__Available data__.
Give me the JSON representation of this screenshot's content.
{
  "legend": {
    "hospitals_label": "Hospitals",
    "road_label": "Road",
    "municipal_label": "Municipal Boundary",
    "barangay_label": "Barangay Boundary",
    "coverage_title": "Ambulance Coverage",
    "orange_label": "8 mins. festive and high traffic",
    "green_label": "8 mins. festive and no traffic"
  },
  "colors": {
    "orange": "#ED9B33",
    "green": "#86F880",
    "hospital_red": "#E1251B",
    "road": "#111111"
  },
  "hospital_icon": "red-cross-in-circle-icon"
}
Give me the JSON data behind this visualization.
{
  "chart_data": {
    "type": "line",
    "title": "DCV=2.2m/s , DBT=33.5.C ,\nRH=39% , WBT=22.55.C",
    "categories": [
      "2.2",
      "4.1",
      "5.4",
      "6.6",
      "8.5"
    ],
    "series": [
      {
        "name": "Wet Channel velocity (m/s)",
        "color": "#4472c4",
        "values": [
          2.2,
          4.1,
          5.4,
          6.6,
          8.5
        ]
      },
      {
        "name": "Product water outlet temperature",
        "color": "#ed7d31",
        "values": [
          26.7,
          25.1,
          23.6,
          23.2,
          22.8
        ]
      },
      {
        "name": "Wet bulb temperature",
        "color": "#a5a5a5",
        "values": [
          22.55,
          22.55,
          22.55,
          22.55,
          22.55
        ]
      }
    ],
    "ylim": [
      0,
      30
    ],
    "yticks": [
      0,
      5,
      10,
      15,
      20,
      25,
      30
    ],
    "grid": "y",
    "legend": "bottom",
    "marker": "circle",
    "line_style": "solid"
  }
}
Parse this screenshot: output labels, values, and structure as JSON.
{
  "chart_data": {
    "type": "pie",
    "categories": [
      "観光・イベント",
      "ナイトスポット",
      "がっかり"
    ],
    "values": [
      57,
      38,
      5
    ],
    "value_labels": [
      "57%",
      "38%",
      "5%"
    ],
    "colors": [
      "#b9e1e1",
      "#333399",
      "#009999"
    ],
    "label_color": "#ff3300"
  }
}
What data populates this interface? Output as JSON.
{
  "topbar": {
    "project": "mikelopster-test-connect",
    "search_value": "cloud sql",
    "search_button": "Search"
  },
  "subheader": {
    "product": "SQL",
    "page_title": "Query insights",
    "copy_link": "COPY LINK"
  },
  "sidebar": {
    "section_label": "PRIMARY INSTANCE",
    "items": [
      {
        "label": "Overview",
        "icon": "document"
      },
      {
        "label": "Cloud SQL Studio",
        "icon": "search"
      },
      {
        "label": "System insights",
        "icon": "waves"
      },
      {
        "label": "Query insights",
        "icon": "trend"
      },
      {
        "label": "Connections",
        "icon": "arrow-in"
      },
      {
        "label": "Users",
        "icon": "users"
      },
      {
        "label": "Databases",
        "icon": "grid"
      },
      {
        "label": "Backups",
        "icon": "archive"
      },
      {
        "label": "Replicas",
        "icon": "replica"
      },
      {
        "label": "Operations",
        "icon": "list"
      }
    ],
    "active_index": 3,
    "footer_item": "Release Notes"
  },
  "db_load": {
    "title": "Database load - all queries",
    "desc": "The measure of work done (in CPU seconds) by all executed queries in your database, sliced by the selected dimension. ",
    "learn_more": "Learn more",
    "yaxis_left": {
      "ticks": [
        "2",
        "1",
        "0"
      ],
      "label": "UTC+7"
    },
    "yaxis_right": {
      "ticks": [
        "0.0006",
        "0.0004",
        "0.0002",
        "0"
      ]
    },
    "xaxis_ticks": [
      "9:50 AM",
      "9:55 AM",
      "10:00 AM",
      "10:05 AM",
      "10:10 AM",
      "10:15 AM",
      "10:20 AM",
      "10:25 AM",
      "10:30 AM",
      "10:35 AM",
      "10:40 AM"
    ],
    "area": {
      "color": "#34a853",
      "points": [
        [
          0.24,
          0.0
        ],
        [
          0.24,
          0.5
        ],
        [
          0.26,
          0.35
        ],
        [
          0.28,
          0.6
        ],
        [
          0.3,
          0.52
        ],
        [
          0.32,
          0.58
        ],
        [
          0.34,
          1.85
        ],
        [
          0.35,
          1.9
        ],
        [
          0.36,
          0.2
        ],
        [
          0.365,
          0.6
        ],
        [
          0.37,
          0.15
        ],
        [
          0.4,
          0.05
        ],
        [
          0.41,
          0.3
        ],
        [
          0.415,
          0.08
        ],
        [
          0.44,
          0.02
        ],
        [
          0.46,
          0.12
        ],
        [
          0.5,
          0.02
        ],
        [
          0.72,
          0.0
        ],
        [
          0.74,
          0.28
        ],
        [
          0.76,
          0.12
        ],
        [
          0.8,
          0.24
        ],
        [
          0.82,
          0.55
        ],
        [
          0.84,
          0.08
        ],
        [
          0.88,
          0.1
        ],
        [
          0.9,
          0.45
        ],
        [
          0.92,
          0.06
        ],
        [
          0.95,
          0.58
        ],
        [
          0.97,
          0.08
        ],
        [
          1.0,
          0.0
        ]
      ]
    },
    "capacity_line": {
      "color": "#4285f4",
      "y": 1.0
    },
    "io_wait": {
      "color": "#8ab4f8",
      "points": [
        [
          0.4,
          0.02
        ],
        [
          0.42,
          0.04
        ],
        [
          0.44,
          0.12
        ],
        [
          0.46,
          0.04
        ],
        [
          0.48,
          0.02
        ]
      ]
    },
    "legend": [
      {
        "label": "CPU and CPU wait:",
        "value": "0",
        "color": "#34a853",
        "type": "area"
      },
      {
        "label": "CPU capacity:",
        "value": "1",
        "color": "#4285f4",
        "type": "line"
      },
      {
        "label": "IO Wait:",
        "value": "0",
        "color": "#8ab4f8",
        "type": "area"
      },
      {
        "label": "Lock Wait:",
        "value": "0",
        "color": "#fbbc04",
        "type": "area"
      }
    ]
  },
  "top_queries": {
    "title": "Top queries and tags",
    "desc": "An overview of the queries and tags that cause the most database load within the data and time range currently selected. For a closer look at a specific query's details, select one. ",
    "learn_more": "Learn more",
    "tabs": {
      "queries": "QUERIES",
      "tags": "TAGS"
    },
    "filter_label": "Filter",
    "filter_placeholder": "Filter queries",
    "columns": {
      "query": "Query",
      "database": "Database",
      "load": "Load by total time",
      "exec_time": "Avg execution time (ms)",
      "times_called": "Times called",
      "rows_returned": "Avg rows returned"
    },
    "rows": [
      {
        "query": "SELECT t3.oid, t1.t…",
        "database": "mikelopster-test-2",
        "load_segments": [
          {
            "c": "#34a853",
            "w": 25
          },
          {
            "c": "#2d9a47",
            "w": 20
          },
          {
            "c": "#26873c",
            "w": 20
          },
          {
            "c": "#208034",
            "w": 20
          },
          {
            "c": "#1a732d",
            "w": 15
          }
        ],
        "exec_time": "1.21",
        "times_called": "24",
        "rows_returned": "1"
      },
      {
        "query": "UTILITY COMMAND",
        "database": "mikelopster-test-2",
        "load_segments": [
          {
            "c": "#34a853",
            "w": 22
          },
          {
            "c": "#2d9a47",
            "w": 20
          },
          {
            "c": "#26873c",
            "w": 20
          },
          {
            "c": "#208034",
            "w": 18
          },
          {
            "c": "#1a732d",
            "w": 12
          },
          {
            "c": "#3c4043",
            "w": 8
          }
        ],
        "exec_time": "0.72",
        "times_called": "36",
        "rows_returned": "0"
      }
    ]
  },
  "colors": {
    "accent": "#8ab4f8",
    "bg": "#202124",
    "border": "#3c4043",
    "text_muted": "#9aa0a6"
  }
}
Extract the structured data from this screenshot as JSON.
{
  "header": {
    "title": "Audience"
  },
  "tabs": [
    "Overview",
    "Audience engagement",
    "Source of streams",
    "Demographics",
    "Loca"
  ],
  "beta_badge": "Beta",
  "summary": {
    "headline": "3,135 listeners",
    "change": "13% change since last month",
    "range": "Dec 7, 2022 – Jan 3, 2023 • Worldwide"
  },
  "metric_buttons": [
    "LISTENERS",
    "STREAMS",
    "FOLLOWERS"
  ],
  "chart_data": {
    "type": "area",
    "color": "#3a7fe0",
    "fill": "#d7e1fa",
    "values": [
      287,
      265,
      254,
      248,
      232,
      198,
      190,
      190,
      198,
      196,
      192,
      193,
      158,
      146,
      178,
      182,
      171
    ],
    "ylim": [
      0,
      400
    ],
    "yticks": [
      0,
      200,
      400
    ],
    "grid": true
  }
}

__Exercise requirements__. Scan the material above. Copy each line where "mins" occurs.

__Solution to the problem__.
    "orange_label": "8 mins. festive and high traffic",
    "green_label": "8 mins. festive and no traffic"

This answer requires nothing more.